● **JOB**: In the data below, find each line containing the string "Если" and return it.

● **RAW RECORDS**:
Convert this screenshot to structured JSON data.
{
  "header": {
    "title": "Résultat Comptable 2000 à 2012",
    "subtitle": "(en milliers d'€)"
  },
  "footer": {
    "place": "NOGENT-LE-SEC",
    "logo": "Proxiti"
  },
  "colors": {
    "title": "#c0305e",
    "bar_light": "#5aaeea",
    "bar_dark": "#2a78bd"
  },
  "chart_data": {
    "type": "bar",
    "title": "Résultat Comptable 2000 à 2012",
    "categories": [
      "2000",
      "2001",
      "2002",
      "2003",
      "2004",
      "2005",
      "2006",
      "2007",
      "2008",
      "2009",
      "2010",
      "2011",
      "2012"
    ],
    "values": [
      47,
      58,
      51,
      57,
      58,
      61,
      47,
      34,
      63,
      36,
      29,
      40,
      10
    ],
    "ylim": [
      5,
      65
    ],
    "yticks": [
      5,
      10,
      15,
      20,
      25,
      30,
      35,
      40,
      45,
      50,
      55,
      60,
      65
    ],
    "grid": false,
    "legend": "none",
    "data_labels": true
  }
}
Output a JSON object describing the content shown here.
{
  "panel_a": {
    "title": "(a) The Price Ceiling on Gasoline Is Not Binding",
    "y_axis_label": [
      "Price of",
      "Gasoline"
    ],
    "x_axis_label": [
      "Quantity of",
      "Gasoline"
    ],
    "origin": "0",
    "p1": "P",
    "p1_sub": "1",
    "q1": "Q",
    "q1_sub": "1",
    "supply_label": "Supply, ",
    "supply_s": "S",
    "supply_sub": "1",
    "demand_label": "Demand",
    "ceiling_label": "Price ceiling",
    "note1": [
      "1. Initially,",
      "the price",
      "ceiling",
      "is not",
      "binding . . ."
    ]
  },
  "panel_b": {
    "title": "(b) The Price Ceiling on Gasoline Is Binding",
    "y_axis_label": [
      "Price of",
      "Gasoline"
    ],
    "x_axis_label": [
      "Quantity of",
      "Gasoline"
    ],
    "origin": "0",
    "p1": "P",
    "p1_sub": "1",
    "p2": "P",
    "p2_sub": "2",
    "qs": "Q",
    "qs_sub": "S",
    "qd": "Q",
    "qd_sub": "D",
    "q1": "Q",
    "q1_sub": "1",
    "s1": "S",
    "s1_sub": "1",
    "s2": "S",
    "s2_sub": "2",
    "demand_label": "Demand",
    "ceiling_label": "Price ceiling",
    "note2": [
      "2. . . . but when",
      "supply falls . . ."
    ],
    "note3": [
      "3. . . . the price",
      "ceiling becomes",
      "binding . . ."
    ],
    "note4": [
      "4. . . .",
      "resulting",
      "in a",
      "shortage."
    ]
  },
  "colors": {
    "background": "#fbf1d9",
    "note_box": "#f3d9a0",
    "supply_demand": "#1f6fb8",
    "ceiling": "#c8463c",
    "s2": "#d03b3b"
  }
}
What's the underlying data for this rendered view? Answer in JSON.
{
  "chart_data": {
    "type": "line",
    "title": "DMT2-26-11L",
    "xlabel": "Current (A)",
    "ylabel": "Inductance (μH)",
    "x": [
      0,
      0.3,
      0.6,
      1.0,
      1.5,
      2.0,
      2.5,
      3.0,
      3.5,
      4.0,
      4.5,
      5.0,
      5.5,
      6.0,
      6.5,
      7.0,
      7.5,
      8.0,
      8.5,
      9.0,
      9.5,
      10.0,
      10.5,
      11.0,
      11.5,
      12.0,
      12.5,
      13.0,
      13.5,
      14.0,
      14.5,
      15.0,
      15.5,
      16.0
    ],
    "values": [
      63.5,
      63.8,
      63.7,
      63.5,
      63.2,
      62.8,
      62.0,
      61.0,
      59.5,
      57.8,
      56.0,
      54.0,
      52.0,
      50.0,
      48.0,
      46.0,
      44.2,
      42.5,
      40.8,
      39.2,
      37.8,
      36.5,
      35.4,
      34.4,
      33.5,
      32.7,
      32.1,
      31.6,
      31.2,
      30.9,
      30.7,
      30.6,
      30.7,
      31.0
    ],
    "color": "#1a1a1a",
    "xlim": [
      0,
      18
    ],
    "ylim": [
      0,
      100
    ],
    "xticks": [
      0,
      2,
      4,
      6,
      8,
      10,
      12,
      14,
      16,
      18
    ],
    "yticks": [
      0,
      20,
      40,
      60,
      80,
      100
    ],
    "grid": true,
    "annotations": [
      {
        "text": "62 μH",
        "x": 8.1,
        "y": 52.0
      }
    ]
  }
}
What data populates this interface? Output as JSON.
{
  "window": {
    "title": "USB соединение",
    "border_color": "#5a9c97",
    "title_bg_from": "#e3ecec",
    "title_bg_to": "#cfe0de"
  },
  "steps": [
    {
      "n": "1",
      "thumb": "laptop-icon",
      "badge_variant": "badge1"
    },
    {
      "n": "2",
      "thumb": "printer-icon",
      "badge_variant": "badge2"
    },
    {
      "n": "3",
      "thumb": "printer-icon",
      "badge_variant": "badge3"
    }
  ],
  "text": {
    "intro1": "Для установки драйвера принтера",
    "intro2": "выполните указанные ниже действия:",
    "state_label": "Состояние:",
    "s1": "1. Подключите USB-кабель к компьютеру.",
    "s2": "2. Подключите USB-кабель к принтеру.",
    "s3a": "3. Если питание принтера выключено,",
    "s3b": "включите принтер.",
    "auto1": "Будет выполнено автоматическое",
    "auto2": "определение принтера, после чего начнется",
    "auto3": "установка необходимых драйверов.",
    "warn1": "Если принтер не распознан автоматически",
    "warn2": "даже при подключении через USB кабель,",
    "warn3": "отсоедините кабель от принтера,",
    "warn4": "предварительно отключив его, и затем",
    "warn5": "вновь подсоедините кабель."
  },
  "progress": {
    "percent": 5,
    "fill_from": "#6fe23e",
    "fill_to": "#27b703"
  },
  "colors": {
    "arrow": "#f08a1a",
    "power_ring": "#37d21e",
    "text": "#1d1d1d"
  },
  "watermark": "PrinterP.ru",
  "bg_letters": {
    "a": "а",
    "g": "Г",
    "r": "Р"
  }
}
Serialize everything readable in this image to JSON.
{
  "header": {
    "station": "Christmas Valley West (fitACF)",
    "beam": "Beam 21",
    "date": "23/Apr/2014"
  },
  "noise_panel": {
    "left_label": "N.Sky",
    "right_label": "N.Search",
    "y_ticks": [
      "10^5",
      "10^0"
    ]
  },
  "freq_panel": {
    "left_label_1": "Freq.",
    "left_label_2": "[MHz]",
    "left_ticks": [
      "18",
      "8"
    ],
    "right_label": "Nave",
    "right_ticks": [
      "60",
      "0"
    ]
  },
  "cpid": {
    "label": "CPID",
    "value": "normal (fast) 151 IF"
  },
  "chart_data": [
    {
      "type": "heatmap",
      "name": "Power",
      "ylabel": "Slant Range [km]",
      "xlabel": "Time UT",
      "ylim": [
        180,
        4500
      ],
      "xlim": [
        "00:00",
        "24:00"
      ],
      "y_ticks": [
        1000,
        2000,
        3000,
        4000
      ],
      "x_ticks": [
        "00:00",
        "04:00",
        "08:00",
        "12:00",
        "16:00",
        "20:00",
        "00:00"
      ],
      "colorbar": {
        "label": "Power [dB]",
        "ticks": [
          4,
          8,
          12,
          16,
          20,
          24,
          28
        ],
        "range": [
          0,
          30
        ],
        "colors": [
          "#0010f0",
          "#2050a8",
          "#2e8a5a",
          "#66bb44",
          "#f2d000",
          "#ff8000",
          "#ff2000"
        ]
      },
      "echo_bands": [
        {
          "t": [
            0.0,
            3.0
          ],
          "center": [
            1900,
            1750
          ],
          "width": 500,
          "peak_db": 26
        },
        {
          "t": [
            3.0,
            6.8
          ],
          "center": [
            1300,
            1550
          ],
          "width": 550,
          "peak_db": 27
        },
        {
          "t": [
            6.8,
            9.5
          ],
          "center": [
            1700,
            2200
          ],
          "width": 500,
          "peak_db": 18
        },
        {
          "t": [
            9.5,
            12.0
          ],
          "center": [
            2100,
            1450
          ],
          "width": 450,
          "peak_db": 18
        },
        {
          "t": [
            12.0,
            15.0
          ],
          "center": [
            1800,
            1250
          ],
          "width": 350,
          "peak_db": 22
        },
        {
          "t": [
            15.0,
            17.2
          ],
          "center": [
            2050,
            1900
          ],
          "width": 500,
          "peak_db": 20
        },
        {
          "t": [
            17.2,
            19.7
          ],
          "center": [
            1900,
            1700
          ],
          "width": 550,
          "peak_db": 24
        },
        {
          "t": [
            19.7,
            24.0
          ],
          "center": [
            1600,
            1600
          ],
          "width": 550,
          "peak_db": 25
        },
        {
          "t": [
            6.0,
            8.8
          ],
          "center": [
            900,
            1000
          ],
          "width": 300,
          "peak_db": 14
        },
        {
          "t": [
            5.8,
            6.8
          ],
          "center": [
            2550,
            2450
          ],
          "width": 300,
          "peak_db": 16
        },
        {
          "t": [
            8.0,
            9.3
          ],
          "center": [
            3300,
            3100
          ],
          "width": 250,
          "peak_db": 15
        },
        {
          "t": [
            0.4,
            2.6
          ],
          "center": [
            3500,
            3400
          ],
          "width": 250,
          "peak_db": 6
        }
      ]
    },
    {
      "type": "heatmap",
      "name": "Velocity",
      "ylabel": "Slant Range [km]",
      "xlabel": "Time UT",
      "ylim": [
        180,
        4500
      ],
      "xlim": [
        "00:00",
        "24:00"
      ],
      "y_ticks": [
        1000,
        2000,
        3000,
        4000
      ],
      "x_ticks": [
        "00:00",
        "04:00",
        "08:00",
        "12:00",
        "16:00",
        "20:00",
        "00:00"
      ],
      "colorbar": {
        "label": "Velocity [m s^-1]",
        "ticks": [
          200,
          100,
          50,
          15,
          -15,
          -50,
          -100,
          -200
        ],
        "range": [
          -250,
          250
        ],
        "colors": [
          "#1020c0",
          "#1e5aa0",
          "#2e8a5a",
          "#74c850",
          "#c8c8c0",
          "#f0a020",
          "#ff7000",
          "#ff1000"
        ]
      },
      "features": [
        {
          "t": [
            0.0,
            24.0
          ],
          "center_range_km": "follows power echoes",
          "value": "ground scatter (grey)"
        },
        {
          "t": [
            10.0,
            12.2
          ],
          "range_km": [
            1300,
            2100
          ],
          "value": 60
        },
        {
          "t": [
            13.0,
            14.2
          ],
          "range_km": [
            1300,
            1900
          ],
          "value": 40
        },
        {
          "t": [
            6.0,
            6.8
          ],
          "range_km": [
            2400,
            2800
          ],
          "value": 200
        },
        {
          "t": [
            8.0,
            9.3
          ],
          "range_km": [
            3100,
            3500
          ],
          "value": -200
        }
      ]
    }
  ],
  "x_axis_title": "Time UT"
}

● **PROBLEM SOLUTION**:
    "s3a": "3. Если питание принтера выключено,",
    "warn1": "Если принтер не распознан автоматически",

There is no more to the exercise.